• [TASK INSTRUCTIONS] Gather up all lines that carry the word "management".

• [STORED ROWS]
begin

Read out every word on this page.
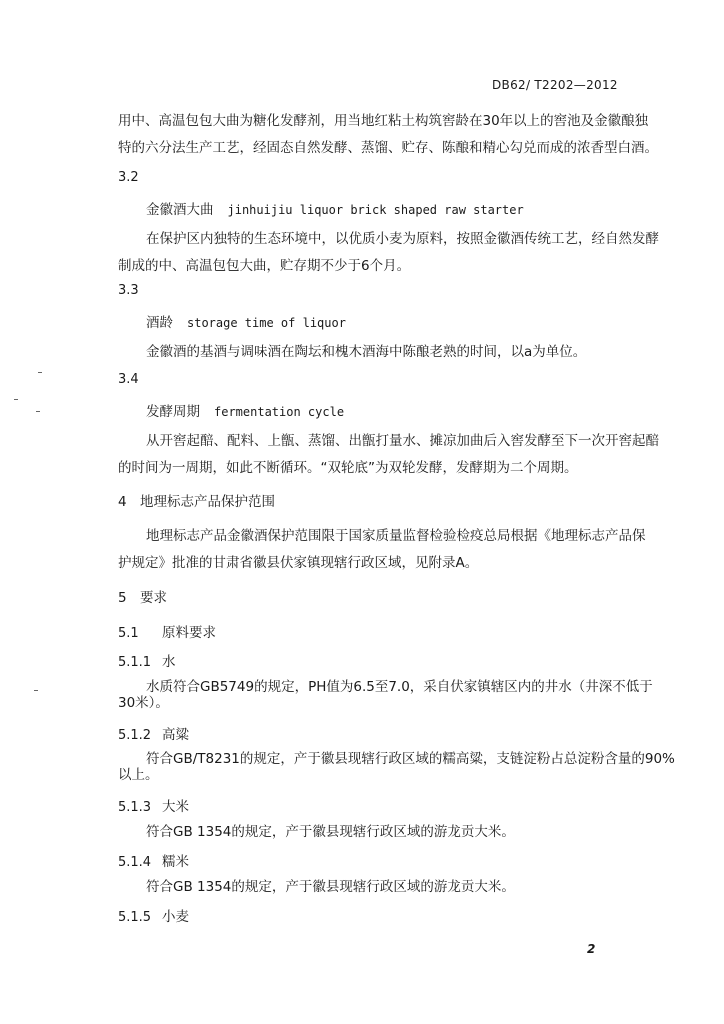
DB62/ T2202—2012
用中、高温包包大曲为糖化发酵剂，用当地红粘土构筑窖龄在30年以上的窖池及金徽酿独
特的六分法生产工艺，经固态自然发酵、蒸馏、贮存、陈酿和精心勾兑而成的浓香型白酒。
3.2
金徽酒大曲 jinhuijiu liquor brick shaped raw starter
在保护区内独特的生态环境中，以优质小麦为原料，按照金徽酒传统工艺，经自然发酵
制成的中、高温包包大曲，贮存期不少于6个月。
3.3
酒龄 storage time of liquor
金徽酒的基酒与调味酒在陶坛和槐木酒海中陈酿老熟的时间，以a为单位。
3.4
发酵周期 fermentation cycle
从开窖起醅、配料、上甑、蒸馏、出甑打量水、摊凉加曲后入窖发酵至下一次开窖起醅
的时间为一周期，如此不断循环。“双轮底”为双轮发酵，发酵期为二个周期。
4 地理标志产品保护范围
地理标志产品金徽酒保护范围限于国家质量监督检验检疫总局根据《地理标志产品保
护规定》批准的甘肃省徽县伏家镇现辖行政区域，见附录A。
5 要求
5.1 原料要求
5.1.1 水
水质符合GB5749的规定，PH值为6.5至7.0，采自伏家镇辖区内的井水（井深不低于
30米）。
5.1.2 高粱
符合GB/T8231的规定，产于徽县现辖行政区域的糯高粱，支链淀粉占总淀粉含量的90%
以上。
5.1.3 大米
符合GB 1354的规定，产于徽县现辖行政区域的游龙贡大米。
5.1.4 糯米
符合GB 1354的规定，产于徽县现辖行政区域的游龙贡大米。
5.1.5 小麦
2
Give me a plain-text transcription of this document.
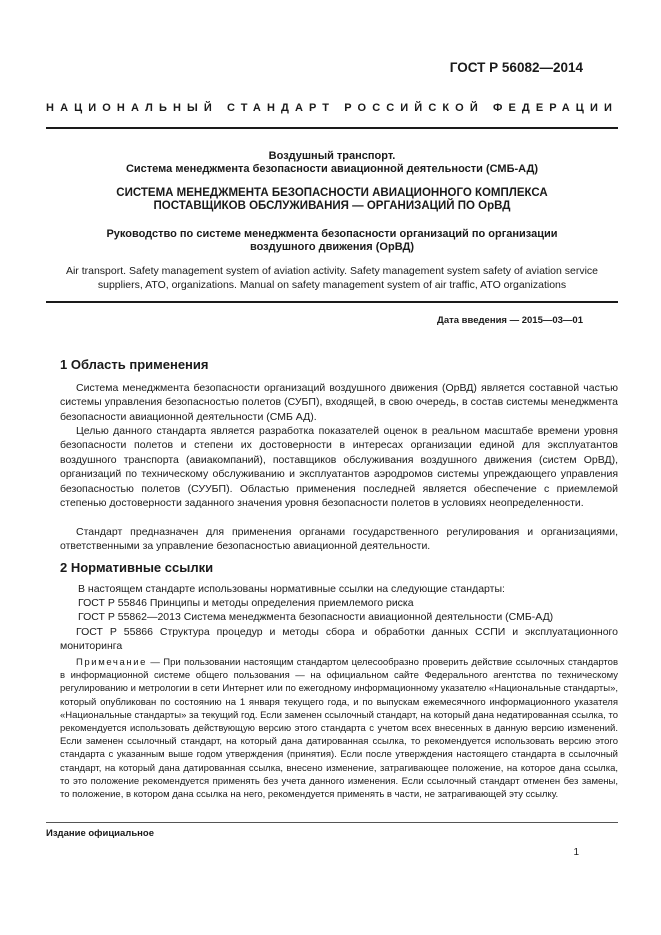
ГОСТ Р 56082—2014
НАЦИОНАЛЬНЫЙ СТАНДАРТ РОССИЙСКОЙ ФЕДЕРАЦИИ
Воздушный транспорт.
Система менеджмента безопасности авиационной деятельности (СМБ-АД)
СИСТЕМА МЕНЕДЖМЕНТА БЕЗОПАСНОСТИ АВИАЦИОННОГО КОМПЛЕКСА
ПОСТАВЩИКОВ ОБСЛУЖИВАНИЯ — ОРГАНИЗАЦИЙ ПО ОрВД
Руководство по системе менеджмента безопасности организаций по организации
воздушного движения (ОрВД)
Air transport. Safety management system of aviation activity. Safety management system safety of aviation service
suppliers, ATO, organizations. Manual on safety management system of air traffic, ATO organizations
Дата введения — 2015—03—01
1 Область применения
Система менеджмента безопасности организаций воздушного движения (ОрВД) является составной частью системы управления безопасностью полетов (СУБП), входящей, в свою очередь, в состав системы менеджмента безопасности авиационной деятельности (СМБ АД).
Целью данного стандарта является разработка показателей оценок в реальном масштабе времени уровня безопасности полетов и степени их достоверности в интересах организации единой для эксплуатантов воздушного транспорта (авиакомпаний), поставщиков обслуживания воздушного движения (систем ОрВД), организаций по техническому обслуживанию и эксплуатантов аэродромов системы упреждающего управления безопасностью полетов (СУУБП). Областью применения последней является обеспечение с приемлемой степенью достоверности заданного значения уровня безопасности полетов в условиях неопределенности.
Стандарт предназначен для применения органами государственного регулирования и организациями, ответственными за управление безопасностью авиационной деятельности.
2 Нормативные ссылки
В настоящем стандарте использованы нормативные ссылки на следующие стандарты:
ГОСТ Р 55846 Принципы и методы определения приемлемого риска
ГОСТ Р 55862—2013 Система менеджмента безопасности авиационной деятельности (СМБ-АД)
ГОСТ Р 55866 Структура процедур и методы сбора и обработки данных ССПИ и эксплуатационного мониторинга
Примечание — При пользовании настоящим стандартом целесообразно проверить действие ссылочных стандартов в информационной системе общего пользования — на официальном сайте Федерального агентства по техническому регулированию и метрологии в сети Интернет или по ежегодному информационному указателю «Национальные стандарты», который опубликован по состоянию на 1 января текущего года, и по выпускам ежемесячного информационного указателя «Национальные стандарты» за текущий год. Если заменен ссылочный стандарт, на который дана недатированная ссылка, то рекомендуется использовать действующую версию этого стандарта с учетом всех внесенных в данную версию изменений. Если заменен ссылочный стандарт, на который дана датированная ссылка, то рекомендуется использовать версию этого стандарта с указанным выше годом утверждения (принятия). Если после утверждения настоящего стандарта в ссылочный стандарт, на который дана датированная ссылка, внесено изменение, затрагивающее положение, на которое дана ссылка, то это положение рекомендуется применять без учета данного изменения. Если ссылочный стандарт отменен без замены, то положение, в котором дана ссылка на него, рекомендуется применять в части, не затрагивающей эту ссылку.
Издание официальное
1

end

• [OUTPUT OF THE EXERCISE]
Air transport. Safety management system of aviation activity. Safety management system safety of aviation service
suppliers, ATO, organizations. Manual on safety management system of air traffic, ATO organizations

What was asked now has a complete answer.